Set problem:
Reproduce all the entries exactly.

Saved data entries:
======
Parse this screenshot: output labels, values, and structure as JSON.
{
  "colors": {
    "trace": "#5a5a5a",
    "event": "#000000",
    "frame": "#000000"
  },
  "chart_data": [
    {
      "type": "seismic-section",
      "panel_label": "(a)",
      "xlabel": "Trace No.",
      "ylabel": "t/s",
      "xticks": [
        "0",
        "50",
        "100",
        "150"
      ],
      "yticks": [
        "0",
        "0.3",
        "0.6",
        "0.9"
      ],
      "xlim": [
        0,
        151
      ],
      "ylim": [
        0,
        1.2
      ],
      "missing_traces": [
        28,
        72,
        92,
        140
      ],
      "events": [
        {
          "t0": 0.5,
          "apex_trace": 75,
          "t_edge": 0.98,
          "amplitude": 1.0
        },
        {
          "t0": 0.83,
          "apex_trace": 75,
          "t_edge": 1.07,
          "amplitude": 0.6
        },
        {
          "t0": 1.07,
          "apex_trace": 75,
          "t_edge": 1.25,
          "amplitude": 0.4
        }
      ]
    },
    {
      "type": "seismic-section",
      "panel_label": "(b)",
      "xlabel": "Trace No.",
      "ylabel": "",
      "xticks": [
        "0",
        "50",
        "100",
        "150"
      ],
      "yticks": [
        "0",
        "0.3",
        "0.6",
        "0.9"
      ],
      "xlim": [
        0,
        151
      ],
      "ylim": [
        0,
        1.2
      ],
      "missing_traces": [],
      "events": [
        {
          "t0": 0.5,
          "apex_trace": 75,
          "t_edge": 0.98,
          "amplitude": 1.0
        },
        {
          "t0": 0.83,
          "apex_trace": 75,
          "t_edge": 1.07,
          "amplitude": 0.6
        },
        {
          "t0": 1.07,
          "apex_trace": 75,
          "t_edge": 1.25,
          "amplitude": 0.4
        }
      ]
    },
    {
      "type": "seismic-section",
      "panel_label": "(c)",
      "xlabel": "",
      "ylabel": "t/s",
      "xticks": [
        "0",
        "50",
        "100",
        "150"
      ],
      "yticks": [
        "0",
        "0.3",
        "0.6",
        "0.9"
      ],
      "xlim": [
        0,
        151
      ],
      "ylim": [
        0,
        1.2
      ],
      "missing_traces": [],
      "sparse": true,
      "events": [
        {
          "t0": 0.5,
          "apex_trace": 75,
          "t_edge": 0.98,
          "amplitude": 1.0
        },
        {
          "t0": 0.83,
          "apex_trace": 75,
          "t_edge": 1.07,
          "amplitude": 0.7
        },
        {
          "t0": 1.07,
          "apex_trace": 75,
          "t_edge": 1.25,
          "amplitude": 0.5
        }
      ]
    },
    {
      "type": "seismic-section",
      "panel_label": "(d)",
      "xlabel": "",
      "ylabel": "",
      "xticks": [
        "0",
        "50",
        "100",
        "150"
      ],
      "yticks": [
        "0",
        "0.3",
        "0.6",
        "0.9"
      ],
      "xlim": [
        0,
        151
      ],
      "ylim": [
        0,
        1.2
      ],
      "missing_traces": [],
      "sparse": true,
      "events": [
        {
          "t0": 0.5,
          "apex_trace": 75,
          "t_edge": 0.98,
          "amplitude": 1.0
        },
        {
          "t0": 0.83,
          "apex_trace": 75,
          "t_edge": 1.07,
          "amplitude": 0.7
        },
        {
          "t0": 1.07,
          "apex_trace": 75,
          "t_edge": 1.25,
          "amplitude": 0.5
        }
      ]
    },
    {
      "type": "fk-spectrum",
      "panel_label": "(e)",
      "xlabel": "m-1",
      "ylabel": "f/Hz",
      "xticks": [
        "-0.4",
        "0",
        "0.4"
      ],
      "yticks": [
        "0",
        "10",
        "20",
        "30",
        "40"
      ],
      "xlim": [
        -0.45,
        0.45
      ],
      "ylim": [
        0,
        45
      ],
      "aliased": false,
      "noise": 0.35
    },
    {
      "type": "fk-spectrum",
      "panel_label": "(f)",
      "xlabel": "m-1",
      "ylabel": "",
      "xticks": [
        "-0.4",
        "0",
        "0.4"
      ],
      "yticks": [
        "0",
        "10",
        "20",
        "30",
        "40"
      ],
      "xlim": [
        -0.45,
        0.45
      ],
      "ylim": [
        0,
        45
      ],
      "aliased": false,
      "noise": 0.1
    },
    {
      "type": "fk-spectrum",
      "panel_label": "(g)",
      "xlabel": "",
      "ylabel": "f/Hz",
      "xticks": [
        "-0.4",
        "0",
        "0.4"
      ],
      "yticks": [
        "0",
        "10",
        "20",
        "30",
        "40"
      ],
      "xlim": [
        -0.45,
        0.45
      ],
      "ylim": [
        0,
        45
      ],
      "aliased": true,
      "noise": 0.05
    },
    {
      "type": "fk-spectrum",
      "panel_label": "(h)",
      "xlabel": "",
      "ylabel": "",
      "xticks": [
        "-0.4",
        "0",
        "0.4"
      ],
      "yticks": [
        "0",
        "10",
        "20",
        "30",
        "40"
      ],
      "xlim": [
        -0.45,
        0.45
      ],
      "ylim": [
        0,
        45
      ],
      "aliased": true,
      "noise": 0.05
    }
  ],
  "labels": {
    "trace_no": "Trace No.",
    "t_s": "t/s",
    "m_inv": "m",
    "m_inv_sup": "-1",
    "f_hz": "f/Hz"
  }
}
======
Worked answer:
Parse this screenshot: output labels, values, and structure as JSON.
{
  "colors": {
    "trace": "#5a5a5a",
    "event": "#000000",
    "frame": "#000000"
  },
  "chart_data": [
    {
      "type": "seismic-section",
      "panel_label": "(a)",
      "xlabel": "Trace No.",
      "ylabel": "t/s",
      "xticks": [
        "0",
        "50",
        "100",
        "150"
      ],
      "yticks": [
        "0",
        "0.3",
        "0.6",
        "0.9"
      ],
      "xlim": [
        0,
        151
      ],
      "ylim": [
        0,
        1.2
      ],
      "missing_traces": [
        28,
        72,
        92,
        140
      ],
      "events": [
        {
          "t0": 0.5,
          "apex_trace": 75,
          "t_edge": 0.98,
          "amplitude": 1.0
        },
        {
          "t0": 0.83,
          "apex_trace": 75,
          "t_edge": 1.07,
          "amplitude": 0.6
        },
        {
          "t0": 1.07,
          "apex_trace": 75,
          "t_edge": 1.25,
          "amplitude": 0.4
        }
      ]
    },
    {
      "type": "seismic-section",
      "panel_label": "(b)",
      "xlabel": "Trace No.",
      "ylabel": "",
      "xticks": [
        "0",
        "50",
        "100",
        "150"
      ],
      "yticks": [
        "0",
        "0.3",
        "0.6",
        "0.9"
      ],
      "xlim": [
        0,
        151
      ],
      "ylim": [
        0,
        1.2
      ],
      "missing_traces": [],
      "events": [
        {
          "t0": 0.5,
          "apex_trace": 75,
          "t_edge": 0.98,
          "amplitude": 1.0
        },
        {
          "t0": 0.83,
          "apex_trace": 75,
          "t_edge": 1.07,
          "amplitude": 0.6
        },
        {
          "t0": 1.07,
          "apex_trace": 75,
          "t_edge": 1.25,
          "amplitude": 0.4
        }
      ]
    },
    {
      "type": "seismic-section",
      "panel_label": "(c)",
      "xlabel": "",
      "ylabel": "t/s",
      "xticks": [
        "0",
        "50",
        "100",
        "150"
      ],
      "yticks": [
        "0",
        "0.3",
        "0.6",
        "0.9"
      ],
      "xlim": [
        0,
        151
      ],
      "ylim": [
        0,
        1.2
      ],
      "missing_traces": [],
      "sparse": true,
      "events": [
        {
          "t0": 0.5,
          "apex_trace": 75,
          "t_edge": 0.98,
          "amplitude": 1.0
        },
        {
          "t0": 0.83,
          "apex_trace": 75,
          "t_edge": 1.07,
          "amplitude": 0.7
        },
        {
          "t0": 1.07,
          "apex_trace": 75,
          "t_edge": 1.25,
          "amplitude": 0.5
        }
      ]
    },
    {
      "type": "seismic-section",
      "panel_label": "(d)",
      "xlabel": "",
      "ylabel": "",
      "xticks": [
        "0",
        "50",
        "100",
        "150"
      ],
      "yticks": [
        "0",
        "0.3",
        "0.6",
        "0.9"
      ],
      "xlim": [
        0,
        151
      ],
      "ylim": [
        0,
        1.2
      ],
      "missing_traces": [],
      "sparse": true,
      "events": [
        {
          "t0": 0.5,
          "apex_trace": 75,
          "t_edge": 0.98,
          "amplitude": 1.0
        },
        {
          "t0": 0.83,
          "apex_trace": 75,
          "t_edge": 1.07,
          "amplitude": 0.7
        },
        {
          "t0": 1.07,
          "apex_trace": 75,
          "t_edge": 1.25,
          "amplitude": 0.5
        }
      ]
    },
    {
      "type": "fk-spectrum",
      "panel_label": "(e)",
      "xlabel": "m-1",
      "ylabel": "f/Hz",
      "xticks": [
        "-0.4",
        "0",
        "0.4"
      ],
      "yticks": [
        "0",
        "10",
        "20",
        "30",
        "40"
      ],
      "xlim": [
        -0.45,
        0.45
      ],
      "ylim": [
        0,
        45
      ],
      "aliased": false,
      "noise": 0.35
    },
    {
      "type": "fk-spectrum",
      "panel_label": "(f)",
      "xlabel": "m-1",
      "ylabel": "",
      "xticks": [
        "-0.4",
        "0",
        "0.4"
      ],
      "yticks": [
        "0",
        "10",
        "20",
        "30",
        "40"
      ],
      "xlim": [
        -0.45,
        0.45
      ],
      "ylim": [
        0,
        45
      ],
      "aliased": false,
      "noise": 0.1
    },
    {
      "type": "fk-spectrum",
      "panel_label": "(g)",
      "xlabel": "",
      "ylabel": "f/Hz",
      "xticks": [
        "-0.4",
        "0",
        "0.4"
      ],
      "yticks": [
        "0",
        "10",
        "20",
        "30",
        "40"
      ],
      "xlim": [
        -0.45,
        0.45
      ],
      "ylim": [
        0,
        45
      ],
      "aliased": true,
      "noise": 0.05
    },
    {
      "type": "fk-spectrum",
      "panel_label": "(h)",
      "xlabel": "",
      "ylabel": "",
      "xticks": [
        "-0.4",
        "0",
        "0.4"
      ],
      "yticks": [
        "0",
        "10",
        "20",
        "30",
        "40"
      ],
      "xlim": [
        -0.45,
        0.45
      ],
      "ylim": [
        0,
        45
      ],
      "aliased": true,
      "noise": 0.05
    }
  ],
  "labels": {
    "trace_no": "Trace No.",
    "t_s": "t/s",
    "m_inv": "m",
    "m_inv_sup": "-1",
    "f_hz": "f/Hz"
  }
}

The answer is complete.